:: YOUR TASK ::
Copy every line that mentions the word "Faculteit".

:: PROVIDED RECORDS ::
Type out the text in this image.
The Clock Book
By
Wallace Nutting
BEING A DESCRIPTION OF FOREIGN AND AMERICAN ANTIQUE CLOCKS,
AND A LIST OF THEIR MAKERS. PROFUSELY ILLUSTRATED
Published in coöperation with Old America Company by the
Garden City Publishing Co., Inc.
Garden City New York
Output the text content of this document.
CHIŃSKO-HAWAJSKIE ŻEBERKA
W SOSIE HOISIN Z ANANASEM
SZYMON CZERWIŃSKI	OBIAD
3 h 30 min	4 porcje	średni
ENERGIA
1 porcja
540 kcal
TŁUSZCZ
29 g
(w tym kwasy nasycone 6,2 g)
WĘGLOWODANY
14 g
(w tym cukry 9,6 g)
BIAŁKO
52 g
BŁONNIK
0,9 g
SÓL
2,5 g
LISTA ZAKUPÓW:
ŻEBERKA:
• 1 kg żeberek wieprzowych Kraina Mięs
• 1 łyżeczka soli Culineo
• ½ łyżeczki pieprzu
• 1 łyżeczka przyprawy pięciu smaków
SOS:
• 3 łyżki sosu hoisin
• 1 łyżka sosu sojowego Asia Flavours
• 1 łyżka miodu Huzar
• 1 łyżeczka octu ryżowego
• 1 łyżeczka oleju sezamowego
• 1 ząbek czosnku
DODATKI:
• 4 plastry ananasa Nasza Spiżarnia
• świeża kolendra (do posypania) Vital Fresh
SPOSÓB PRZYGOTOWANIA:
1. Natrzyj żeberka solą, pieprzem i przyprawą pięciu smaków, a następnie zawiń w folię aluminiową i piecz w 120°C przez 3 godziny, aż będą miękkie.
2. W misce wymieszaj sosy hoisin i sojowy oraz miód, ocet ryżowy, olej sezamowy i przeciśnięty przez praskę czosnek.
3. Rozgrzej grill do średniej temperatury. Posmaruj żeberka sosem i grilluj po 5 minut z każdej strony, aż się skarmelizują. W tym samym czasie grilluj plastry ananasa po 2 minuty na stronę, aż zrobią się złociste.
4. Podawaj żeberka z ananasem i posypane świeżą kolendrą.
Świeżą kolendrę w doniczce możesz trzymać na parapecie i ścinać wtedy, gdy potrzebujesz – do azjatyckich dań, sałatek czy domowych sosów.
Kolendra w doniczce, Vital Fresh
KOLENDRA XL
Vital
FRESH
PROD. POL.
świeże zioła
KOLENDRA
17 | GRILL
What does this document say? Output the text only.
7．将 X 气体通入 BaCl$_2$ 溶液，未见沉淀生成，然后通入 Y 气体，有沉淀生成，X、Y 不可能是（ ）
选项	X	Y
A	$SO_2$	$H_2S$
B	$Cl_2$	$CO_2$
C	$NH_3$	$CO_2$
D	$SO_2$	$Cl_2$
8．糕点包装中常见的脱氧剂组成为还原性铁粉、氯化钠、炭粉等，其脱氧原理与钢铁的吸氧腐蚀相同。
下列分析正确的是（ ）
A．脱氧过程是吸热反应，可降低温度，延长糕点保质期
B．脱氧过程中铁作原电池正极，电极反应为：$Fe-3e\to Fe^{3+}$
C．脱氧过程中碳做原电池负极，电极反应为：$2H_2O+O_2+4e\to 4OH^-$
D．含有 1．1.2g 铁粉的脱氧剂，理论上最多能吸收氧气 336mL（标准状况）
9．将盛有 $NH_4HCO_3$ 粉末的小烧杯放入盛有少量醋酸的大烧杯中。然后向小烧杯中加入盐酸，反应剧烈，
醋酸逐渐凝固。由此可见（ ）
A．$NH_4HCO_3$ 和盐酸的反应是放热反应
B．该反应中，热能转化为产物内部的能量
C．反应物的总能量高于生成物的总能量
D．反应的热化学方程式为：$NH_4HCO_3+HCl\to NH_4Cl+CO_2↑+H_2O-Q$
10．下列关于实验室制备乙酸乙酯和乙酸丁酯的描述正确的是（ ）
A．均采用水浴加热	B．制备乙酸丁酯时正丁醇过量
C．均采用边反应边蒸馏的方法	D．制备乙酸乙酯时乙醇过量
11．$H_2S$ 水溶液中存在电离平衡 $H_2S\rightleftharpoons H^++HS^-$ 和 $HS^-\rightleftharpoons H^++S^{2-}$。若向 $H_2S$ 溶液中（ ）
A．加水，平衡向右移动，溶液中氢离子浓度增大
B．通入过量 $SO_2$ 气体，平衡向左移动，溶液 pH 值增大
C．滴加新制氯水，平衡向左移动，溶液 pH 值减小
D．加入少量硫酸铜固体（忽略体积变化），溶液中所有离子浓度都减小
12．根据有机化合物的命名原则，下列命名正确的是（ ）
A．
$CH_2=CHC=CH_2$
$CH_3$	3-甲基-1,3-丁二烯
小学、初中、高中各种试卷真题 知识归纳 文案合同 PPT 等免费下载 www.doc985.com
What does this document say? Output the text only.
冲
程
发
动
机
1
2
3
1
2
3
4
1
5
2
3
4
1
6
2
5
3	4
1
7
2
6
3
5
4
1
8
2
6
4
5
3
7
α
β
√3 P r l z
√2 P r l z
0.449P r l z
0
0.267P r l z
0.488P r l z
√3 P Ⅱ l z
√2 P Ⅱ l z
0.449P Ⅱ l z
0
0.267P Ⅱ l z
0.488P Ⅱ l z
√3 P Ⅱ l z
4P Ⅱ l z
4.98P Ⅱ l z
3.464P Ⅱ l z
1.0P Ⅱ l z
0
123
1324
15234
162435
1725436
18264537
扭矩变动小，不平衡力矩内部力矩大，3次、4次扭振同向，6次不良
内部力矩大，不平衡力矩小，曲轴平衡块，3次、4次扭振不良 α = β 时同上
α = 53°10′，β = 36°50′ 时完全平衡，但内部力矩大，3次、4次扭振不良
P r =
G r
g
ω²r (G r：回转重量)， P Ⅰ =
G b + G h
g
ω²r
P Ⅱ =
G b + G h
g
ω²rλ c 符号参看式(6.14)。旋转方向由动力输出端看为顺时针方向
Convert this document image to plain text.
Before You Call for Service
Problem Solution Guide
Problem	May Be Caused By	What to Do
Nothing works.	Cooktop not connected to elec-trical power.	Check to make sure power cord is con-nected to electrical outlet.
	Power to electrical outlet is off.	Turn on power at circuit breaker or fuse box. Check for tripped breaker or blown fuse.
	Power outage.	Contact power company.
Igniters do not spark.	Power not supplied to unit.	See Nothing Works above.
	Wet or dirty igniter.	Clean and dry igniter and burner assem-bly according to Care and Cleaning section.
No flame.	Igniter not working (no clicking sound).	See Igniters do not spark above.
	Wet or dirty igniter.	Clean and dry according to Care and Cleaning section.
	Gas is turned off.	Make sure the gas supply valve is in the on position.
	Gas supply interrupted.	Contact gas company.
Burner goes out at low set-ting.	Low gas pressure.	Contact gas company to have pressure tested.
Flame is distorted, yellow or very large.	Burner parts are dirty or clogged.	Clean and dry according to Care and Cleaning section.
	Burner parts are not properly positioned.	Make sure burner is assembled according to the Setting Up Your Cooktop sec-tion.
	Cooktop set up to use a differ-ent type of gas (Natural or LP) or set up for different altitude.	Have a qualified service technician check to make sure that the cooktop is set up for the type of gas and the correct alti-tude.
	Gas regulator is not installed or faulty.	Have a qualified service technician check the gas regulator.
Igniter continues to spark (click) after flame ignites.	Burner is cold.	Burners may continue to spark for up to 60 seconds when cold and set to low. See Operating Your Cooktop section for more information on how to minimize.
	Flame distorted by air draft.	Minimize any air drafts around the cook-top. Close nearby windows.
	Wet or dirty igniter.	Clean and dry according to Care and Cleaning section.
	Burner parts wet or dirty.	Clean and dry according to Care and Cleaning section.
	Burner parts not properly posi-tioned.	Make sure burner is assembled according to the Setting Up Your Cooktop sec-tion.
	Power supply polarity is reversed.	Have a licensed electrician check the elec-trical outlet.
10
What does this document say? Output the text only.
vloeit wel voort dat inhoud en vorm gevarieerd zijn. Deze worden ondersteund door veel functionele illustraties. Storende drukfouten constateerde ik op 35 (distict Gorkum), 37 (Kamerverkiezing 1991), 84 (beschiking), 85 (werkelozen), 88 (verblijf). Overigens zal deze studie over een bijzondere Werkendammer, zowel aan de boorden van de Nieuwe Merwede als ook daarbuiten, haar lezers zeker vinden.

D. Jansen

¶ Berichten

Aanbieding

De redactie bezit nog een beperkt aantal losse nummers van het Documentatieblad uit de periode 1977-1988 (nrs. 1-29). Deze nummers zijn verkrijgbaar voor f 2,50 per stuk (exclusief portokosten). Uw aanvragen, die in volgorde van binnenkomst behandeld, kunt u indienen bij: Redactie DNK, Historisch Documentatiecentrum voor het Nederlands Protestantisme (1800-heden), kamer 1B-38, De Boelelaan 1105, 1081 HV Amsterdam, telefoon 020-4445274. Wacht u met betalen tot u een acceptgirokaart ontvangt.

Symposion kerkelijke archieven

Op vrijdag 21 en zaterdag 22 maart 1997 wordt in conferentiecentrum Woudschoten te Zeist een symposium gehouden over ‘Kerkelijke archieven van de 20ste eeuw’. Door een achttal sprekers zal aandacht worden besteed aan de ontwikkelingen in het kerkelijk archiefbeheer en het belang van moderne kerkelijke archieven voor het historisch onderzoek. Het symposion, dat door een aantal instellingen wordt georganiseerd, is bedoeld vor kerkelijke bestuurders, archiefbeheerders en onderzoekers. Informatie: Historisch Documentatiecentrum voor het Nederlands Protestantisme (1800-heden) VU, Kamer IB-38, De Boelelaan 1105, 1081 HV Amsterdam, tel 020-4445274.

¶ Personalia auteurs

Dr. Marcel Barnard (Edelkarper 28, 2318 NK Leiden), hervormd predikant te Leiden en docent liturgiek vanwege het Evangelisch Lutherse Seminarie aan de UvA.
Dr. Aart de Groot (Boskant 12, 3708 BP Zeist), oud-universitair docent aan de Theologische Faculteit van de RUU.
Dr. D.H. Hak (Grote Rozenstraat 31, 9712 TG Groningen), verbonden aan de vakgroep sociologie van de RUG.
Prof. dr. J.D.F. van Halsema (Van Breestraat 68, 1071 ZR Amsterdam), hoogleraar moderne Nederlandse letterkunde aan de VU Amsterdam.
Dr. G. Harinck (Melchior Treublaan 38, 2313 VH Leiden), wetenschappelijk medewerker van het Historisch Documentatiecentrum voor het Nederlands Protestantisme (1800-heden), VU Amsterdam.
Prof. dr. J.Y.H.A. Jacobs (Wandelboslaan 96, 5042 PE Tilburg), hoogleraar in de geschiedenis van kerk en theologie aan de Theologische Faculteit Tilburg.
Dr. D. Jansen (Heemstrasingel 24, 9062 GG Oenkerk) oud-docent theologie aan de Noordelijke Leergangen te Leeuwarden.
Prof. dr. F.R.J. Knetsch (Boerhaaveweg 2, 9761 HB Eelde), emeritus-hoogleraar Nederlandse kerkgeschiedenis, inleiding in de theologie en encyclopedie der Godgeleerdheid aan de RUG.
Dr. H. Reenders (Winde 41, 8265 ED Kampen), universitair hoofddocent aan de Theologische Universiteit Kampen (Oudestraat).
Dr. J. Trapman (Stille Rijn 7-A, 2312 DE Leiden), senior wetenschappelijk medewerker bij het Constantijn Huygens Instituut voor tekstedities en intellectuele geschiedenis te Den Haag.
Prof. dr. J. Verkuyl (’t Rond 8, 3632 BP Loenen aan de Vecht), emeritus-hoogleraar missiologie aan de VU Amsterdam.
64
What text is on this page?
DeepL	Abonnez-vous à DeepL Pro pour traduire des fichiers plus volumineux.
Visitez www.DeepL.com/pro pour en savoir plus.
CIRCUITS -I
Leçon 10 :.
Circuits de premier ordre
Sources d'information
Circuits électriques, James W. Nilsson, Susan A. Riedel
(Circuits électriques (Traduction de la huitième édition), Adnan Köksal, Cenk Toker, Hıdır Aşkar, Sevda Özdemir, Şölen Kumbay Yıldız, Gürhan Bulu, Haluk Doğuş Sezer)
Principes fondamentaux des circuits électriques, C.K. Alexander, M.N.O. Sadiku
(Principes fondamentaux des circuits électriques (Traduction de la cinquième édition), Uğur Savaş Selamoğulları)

:: SOLUTION TO THE EXERCISE ::
Dr. Aart de Groot (Boskant 12, 3708 BP Zeist), oud-universitair docent aan de Theologische Faculteit van de RUU.
Prof. dr. J.Y.H.A. Jacobs (Wandelboslaan 96, 5042 PE Tilburg), hoogleraar in de geschiedenis van kerk en theologie aan de Theologische Faculteit Tilburg.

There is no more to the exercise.